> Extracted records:
* * * * * * *

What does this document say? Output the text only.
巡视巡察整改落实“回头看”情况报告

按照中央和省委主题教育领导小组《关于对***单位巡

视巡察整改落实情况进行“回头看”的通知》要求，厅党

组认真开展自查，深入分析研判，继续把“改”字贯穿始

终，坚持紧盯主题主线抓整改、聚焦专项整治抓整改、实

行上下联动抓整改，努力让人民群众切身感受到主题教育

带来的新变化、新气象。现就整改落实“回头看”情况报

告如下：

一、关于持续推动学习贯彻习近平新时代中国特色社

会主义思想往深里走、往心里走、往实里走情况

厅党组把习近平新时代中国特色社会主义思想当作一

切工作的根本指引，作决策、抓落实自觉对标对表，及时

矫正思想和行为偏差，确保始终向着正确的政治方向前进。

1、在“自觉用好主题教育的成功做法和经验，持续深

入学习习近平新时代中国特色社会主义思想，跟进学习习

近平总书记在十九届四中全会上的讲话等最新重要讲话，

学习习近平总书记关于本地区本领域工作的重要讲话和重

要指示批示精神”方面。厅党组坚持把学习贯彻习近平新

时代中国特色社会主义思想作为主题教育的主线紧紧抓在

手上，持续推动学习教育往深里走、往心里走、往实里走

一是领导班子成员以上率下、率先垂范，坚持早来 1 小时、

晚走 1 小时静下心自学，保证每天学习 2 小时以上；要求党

* * * * * * *

> Aim:
Your task is to quote the listing above word for word.

> Solution to this task:
What does this document say? Output the text only.
巡视巡察整改落实“回头看”情况报告

按照中央和省委主题教育领导小组《关于对***单位巡

视巡察整改落实情况进行“回头看”的通知》要求，厅党

组认真开展自查，深入分析研判，继续把“改”字贯穿始

终，坚持紧盯主题主线抓整改、聚焦专项整治抓整改、实

行上下联动抓整改，努力让人民群众切身感受到主题教育

带来的新变化、新气象。现就整改落实“回头看”情况报

告如下：

一、关于持续推动学习贯彻习近平新时代中国特色社

会主义思想往深里走、往心里走、往实里走情况

厅党组把习近平新时代中国特色社会主义思想当作一

切工作的根本指引，作决策、抓落实自觉对标对表，及时

矫正思想和行为偏差，确保始终向着正确的政治方向前进。

1、在“自觉用好主题教育的成功做法和经验，持续深

入学习习近平新时代中国特色社会主义思想，跟进学习习

近平总书记在十九届四中全会上的讲话等最新重要讲话，

学习习近平总书记关于本地区本领域工作的重要讲话和重

要指示批示精神”方面。厅党组坚持把学习贯彻习近平新

时代中国特色社会主义思想作为主题教育的主线紧紧抓在

手上，持续推动学习教育往深里走、往心里走、往实里走

一是领导班子成员以上率下、率先垂范，坚持早来 1 小时、

晚走 1 小时静下心自学，保证每天学习 2 小时以上；要求党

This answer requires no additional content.